Work to do:
In the copy, include every entry exactly but none of the pictures.

Material for this exercise:
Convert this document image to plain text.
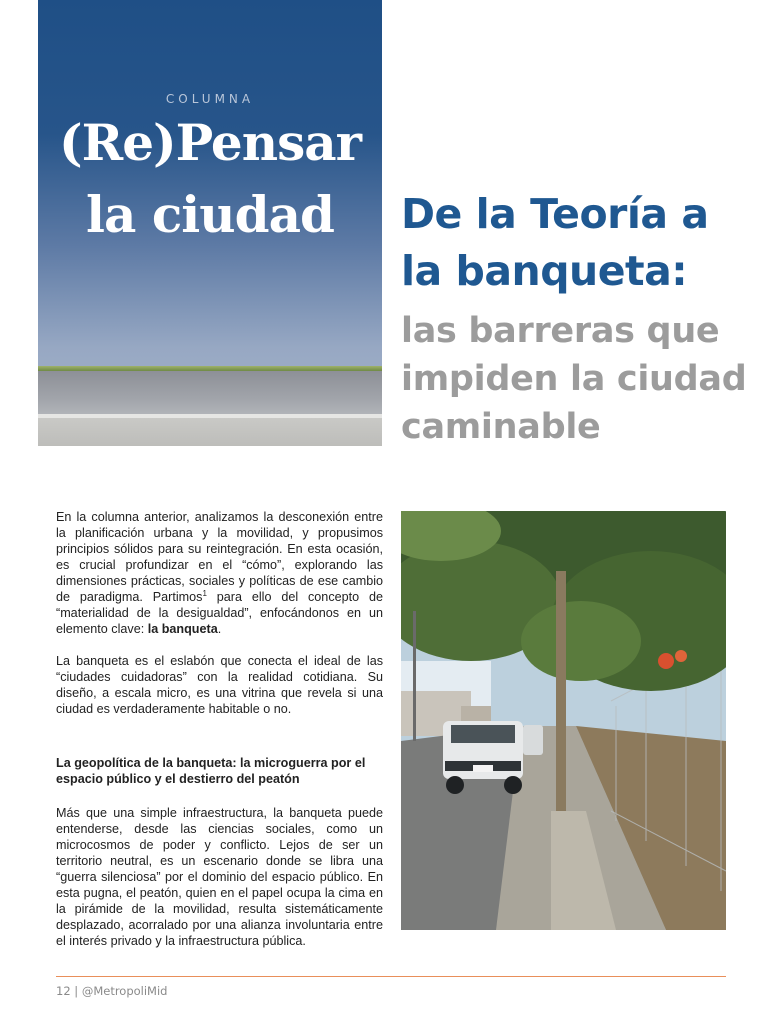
COLUMNA
(Re)Pensar
la ciudad	De la Teoría a
la banqueta:
las barreras que
impiden la ciudad
caminable

En la columna anterior, analizamos la desconexión entre la planificación urbana y la movilidad, y propusimos principios sólidos para su reintegración. En esta ocasión, es crucial profundizar en el “cómo”, explorando las dimensiones prácticas, sociales y políticas de ese cambio de paradigma. Partimos$^1$ para ello del concepto de “materialidad de la desigualdad”, enfocándonos en un elemento clave: la banqueta.

La banqueta es el eslabón que conecta el ideal de las “ciudades cuidadoras” con la realidad cotidiana. Su diseño, a escala micro, es una vitrina que revela si una ciudad es verdaderamente habitable o no.

La geopolítica de la banqueta: la microguerra por el espacio público y el destierro del peatón

Más que una simple infraestructura, la banqueta puede entenderse, desde las ciencias sociales, como un microcosmos de poder y conflicto. Lejos de ser un territorio neutral, es un escenario donde se libra una “guerra silenciosa” por el dominio del espacio público. En esta pugna, el peatón, quien en el papel ocupa la cima en la pirámide de la movilidad, resulta sistemáticamente desplazado, acorralado por una alianza involuntaria entre el interés privado y la infraestructura pública.

12 | @MetropoliMid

Task response:
Convert this document image to plain text.
COLUMNA
(Re)Pensar
la ciudad	De la Teoría a
la banqueta:
las barreras que
impiden la ciudad
caminable

En la columna anterior, analizamos la desconexión entre la planificación urbana y la movilidad, y propusimos principios sólidos para su reintegración. En esta ocasión, es crucial profundizar en el “cómo”, explorando las dimensiones prácticas, sociales y políticas de ese cambio de paradigma. Partimos$^1$ para ello del concepto de “materialidad de la desigualdad”, enfocándonos en un elemento clave: la banqueta.

La banqueta es el eslabón que conecta el ideal de las “ciudades cuidadoras” con la realidad cotidiana. Su diseño, a escala micro, es una vitrina que revela si una ciudad es verdaderamente habitable o no.

La geopolítica de la banqueta: la microguerra por el espacio público y el destierro del peatón

Más que una simple infraestructura, la banqueta puede entenderse, desde las ciencias sociales, como un microcosmos de poder y conflicto. Lejos de ser un territorio neutral, es un escenario donde se libra una “guerra silenciosa” por el dominio del espacio público. En esta pugna, el peatón, quien en el papel ocupa la cima en la pirámide de la movilidad, resulta sistemáticamente desplazado, acorralado por una alianza involuntaria entre el interés privado y la infraestructura pública.

12 | @MetropoliMid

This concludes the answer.